Problem requirements
Extract each line of the records below that contains the word "JSON".

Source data
------------------------------------

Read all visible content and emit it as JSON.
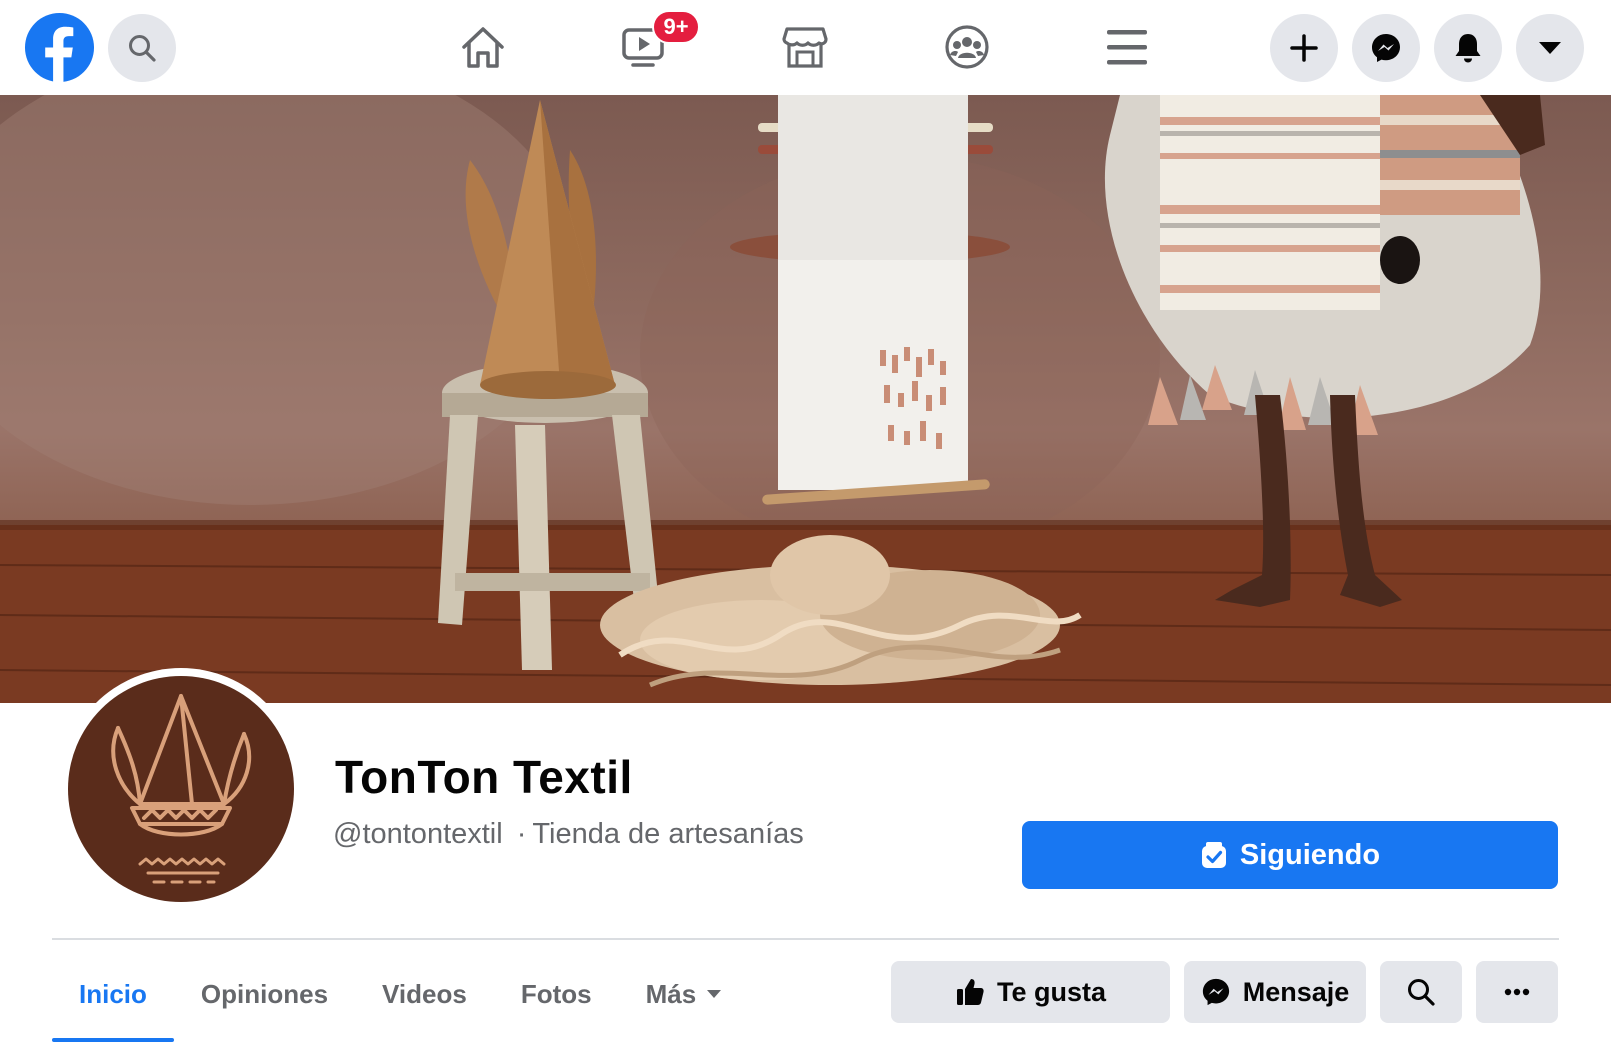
{
  "topbar": {
    "notifications_badge": "9+",
    "icons": {
      "logo": "facebook-logo",
      "search": "search-icon",
      "home": "home-icon",
      "watch": "video-icon",
      "marketplace": "store-icon",
      "groups": "groups-icon",
      "menu": "hamburger-icon",
      "create": "plus-icon",
      "messenger": "messenger-icon",
      "notifications": "bell-icon",
      "account": "caret-down-icon"
    }
  },
  "page": {
    "name": "TonTon Textil",
    "handle": "@tontontextil",
    "separator": "·",
    "category": "Tienda de artesanías",
    "follow_label": "Siguiendo"
  },
  "tabs": [
    {
      "label": "Inicio",
      "active": true
    },
    {
      "label": "Opiniones",
      "active": false
    },
    {
      "label": "Videos",
      "active": false
    },
    {
      "label": "Fotos",
      "active": false
    },
    {
      "label": "Más",
      "active": false
    }
  ],
  "actions": {
    "like_label": "Te gusta",
    "message_label": "Mensaje"
  },
  "colors": {
    "brand_blue": "#1877f2",
    "badge_red": "#e41e3f",
    "button_grey": "#e4e6eb",
    "avatar_brown": "#5a2c1b"
  }
}
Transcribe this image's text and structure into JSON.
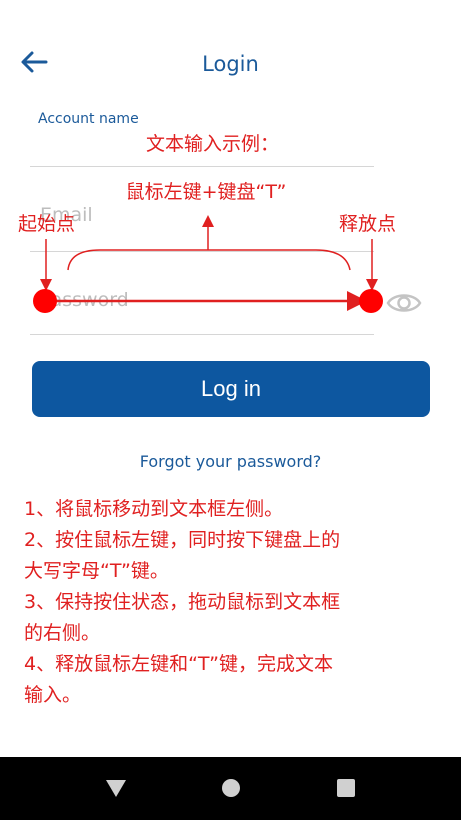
{
  "header": {
    "title": "Login",
    "back_icon": "arrow-left-icon"
  },
  "form": {
    "account_label": "Account name",
    "email_placeholder": "Email",
    "password_placeholder": "Password",
    "visibility_icon": "eye-icon",
    "login_label": "Log in",
    "forgot_label": "Forgot your password?"
  },
  "annotation": {
    "title": "文本输入示例：",
    "subtitle": "鼠标左键+键盘“T”",
    "start_label": "起始点",
    "end_label": "释放点",
    "steps": [
      "1、将鼠标移动到文本框左侧。",
      "2、按住鼠标左键，同时按下键盘上的",
      "大写字母“T”键。",
      "3、保持按住状态，拖动鼠标到文本框",
      "的右侧。",
      "4、释放鼠标左键和“T”键，完成文本",
      "输入。"
    ]
  },
  "navbar": {
    "back_icon": "triangle-back-icon",
    "home_icon": "circle-home-icon",
    "recents_icon": "square-recents-icon"
  },
  "colors": {
    "brand": "#0d57a0",
    "link": "#1b5a9a",
    "annotation": "#e02020"
  }
}
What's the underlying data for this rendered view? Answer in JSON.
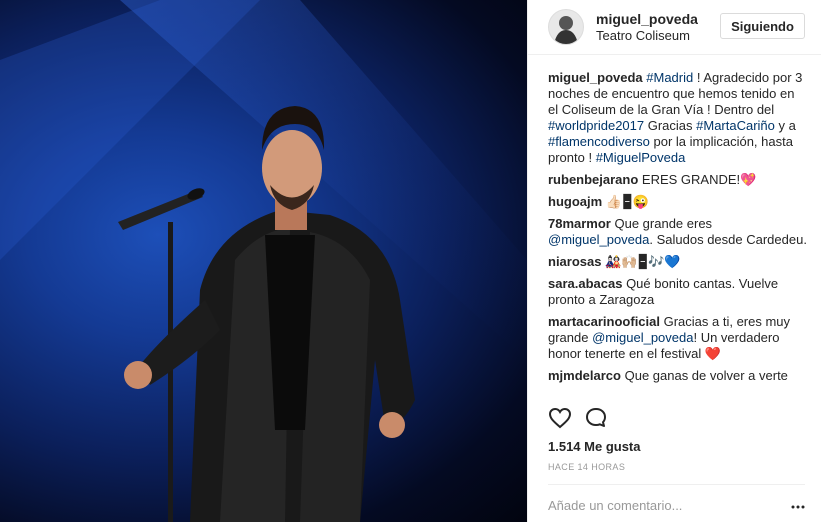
{
  "post": {
    "username": "miguel_poveda",
    "location": "Teatro Coliseum",
    "follow_label": "Siguiendo",
    "caption": {
      "user": "miguel_poveda",
      "parts": [
        {
          "t": "#Madrid",
          "tag": true
        },
        {
          "t": " ! Agradecido por 3 noches de encuentro que hemos tenido en el Coliseum de la Gran Vía ! Dentro del ",
          "tag": false
        },
        {
          "t": "#worldpride2017",
          "tag": true
        },
        {
          "t": " Gracias ",
          "tag": false
        },
        {
          "t": "#MartaCariño",
          "tag": true
        },
        {
          "t": " y a ",
          "tag": false
        },
        {
          "t": "#flamencodiverso",
          "tag": true
        },
        {
          "t": " por la implicación, hasta pronto ! ",
          "tag": false
        },
        {
          "t": "#MiguelPoveda",
          "tag": true
        }
      ]
    },
    "comments": [
      {
        "user": "rubenbejarano",
        "parts": [
          {
            "t": " ERES GRANDE!💖",
            "tag": false
          }
        ]
      },
      {
        "user": "hugoajm",
        "parts": [
          {
            "t": " 👍🏻🁢😜",
            "tag": false
          }
        ]
      },
      {
        "user": "78marmor",
        "parts": [
          {
            "t": " Que grande eres ",
            "tag": false
          },
          {
            "t": "@miguel_poveda",
            "tag": true
          },
          {
            "t": ". Saludos desde Cardedeu.",
            "tag": false
          }
        ]
      },
      {
        "user": "niarosas",
        "parts": [
          {
            "t": " 🎎🙌🏼🁢🎶💙",
            "tag": false
          }
        ]
      },
      {
        "user": "sara.abacas",
        "parts": [
          {
            "t": " Qué bonito cantas. Vuelve pronto a Zaragoza",
            "tag": false
          }
        ]
      },
      {
        "user": "martacarinooficial",
        "parts": [
          {
            "t": " Gracias a ti, eres muy grande ",
            "tag": false
          },
          {
            "t": "@miguel_poveda",
            "tag": true
          },
          {
            "t": "! Un verdadero honor tenerte en el festival ❤️",
            "tag": false
          }
        ]
      },
      {
        "user": "mjmdelarco",
        "parts": [
          {
            "t": " Que ganas de volver a verte",
            "tag": false
          }
        ]
      }
    ],
    "likes_text": "1.514 Me gusta",
    "time_text": "HACE 14 HORAS",
    "comment_placeholder": "Añade un comentario...",
    "icons": {
      "like": "heart-icon",
      "comment": "comment-bubble-icon",
      "more": "more-dots-icon"
    },
    "colors": {
      "tag": "#003569",
      "muted": "#999999",
      "text": "#262626"
    }
  }
}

------------------------------------

Solution
Read all visible content and emit it as JSON.
Transcribe this image's text and structure into JSON.
What's the underlying data for this rendered view? Answer in JSON.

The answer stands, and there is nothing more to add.